# Directions for this task
Show every line that has the string "structured" in it.

# Stored data
————

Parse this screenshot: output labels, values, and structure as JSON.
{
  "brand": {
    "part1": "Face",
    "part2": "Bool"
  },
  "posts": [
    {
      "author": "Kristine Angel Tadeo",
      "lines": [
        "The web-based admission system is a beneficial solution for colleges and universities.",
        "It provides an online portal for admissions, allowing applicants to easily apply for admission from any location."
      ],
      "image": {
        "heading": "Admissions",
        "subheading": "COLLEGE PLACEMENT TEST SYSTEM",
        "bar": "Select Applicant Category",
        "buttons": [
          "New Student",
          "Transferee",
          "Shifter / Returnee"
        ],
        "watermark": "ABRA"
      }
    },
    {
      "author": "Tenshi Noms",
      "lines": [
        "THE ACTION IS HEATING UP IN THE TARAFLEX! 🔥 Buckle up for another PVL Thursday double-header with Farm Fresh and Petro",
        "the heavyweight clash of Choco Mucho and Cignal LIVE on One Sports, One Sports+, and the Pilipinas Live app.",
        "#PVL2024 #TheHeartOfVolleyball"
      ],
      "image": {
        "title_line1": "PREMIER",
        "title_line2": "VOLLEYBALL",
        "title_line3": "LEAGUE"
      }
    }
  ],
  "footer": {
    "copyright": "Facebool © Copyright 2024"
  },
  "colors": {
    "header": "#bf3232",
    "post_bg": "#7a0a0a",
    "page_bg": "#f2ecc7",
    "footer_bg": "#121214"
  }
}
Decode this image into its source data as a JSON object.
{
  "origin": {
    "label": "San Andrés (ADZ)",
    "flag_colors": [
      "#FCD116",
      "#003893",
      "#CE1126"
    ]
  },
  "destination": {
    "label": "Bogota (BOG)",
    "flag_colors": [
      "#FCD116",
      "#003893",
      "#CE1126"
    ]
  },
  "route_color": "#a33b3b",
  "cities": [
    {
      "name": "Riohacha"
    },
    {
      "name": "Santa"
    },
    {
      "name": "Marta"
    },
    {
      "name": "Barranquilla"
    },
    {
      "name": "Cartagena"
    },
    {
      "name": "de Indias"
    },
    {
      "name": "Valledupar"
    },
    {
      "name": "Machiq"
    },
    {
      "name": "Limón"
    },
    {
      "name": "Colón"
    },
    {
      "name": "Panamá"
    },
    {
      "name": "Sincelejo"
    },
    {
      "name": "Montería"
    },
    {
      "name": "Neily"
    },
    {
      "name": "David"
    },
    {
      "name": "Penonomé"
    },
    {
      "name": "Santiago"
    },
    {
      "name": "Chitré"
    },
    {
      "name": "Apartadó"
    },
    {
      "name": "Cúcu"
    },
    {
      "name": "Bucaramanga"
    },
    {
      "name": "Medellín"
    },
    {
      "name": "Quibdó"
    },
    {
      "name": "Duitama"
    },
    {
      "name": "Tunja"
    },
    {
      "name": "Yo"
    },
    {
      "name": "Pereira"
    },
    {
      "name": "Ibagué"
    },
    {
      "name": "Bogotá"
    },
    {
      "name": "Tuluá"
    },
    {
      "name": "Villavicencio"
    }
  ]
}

————

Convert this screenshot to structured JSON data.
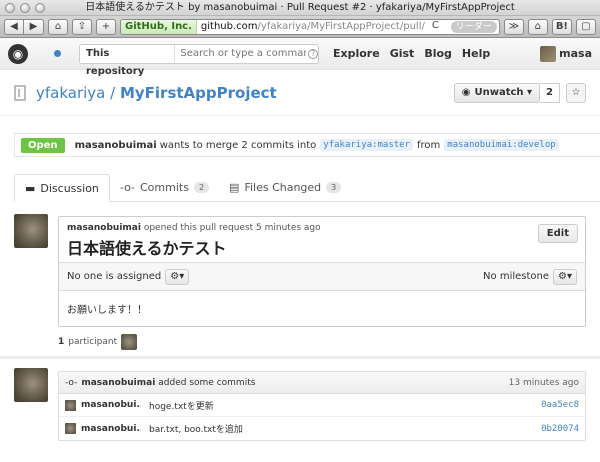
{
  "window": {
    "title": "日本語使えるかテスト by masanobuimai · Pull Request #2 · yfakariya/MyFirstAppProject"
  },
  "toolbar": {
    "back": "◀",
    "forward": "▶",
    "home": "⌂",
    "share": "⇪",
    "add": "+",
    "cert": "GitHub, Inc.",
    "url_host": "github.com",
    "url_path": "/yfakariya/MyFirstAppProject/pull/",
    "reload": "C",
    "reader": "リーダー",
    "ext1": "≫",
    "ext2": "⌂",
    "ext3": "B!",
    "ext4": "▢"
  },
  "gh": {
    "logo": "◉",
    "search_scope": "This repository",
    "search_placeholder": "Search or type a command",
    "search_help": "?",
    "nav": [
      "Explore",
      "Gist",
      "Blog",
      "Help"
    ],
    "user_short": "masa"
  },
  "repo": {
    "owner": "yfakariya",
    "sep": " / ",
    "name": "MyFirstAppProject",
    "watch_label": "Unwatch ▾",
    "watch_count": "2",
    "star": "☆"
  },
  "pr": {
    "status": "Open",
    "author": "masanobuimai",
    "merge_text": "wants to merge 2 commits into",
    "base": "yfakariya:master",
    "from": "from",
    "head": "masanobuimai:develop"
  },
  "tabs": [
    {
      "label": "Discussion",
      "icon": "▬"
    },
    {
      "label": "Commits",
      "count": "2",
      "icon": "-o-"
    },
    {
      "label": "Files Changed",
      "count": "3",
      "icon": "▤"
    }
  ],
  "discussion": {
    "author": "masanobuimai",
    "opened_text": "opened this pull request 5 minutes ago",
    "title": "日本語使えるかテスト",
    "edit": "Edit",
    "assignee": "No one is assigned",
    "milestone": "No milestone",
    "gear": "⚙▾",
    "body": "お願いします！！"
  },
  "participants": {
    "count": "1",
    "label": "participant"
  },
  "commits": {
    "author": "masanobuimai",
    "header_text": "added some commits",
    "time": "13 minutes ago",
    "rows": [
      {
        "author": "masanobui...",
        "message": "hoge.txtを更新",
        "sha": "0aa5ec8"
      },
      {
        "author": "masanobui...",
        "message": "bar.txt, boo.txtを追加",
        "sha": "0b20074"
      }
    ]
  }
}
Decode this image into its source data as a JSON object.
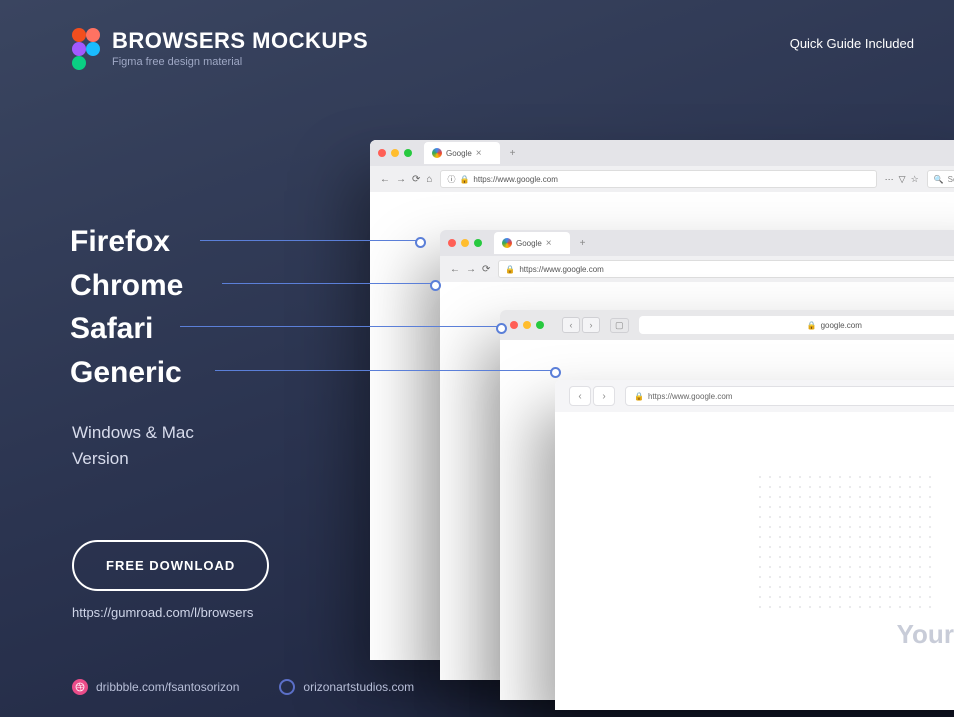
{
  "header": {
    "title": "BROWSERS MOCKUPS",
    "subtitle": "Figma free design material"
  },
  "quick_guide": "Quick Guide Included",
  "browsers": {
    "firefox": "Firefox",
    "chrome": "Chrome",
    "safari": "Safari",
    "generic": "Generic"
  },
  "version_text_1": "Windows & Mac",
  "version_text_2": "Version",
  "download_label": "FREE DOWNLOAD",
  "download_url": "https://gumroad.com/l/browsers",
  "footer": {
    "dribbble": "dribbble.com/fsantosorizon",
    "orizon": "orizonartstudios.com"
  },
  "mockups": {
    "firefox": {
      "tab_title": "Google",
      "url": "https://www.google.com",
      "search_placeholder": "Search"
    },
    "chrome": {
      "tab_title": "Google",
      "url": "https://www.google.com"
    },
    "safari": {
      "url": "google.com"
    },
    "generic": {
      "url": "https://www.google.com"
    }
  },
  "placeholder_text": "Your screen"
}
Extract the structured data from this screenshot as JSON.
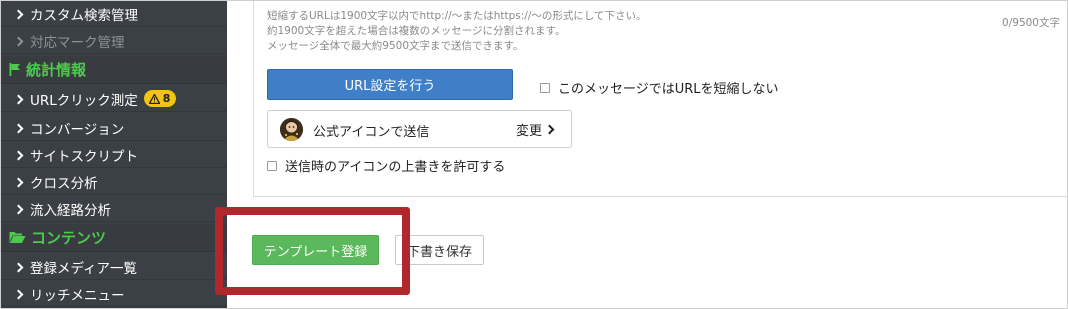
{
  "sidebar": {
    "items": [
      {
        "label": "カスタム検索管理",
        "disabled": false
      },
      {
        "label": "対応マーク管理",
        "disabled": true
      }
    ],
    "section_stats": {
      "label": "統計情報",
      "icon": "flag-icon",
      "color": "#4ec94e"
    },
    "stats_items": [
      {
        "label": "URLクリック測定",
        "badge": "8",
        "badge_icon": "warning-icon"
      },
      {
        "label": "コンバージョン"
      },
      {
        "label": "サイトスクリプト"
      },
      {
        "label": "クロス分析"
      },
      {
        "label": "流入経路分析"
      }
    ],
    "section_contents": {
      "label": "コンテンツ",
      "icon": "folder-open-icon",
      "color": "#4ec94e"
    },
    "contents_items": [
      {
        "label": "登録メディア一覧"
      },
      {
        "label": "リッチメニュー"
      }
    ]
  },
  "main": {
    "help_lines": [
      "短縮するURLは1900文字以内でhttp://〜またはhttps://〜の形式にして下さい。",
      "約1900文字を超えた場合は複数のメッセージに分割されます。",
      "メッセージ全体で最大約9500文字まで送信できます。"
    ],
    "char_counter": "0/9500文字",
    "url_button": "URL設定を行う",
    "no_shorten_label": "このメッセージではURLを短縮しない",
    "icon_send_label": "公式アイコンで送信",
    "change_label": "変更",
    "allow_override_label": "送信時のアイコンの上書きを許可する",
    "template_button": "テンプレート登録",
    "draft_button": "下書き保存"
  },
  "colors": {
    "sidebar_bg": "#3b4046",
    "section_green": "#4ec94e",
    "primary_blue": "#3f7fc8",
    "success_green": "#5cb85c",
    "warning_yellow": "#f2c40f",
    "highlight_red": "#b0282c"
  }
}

————

# Task output
Convert this screenshot to structured JSON data.
Extract the structured data from this screenshot as JSON.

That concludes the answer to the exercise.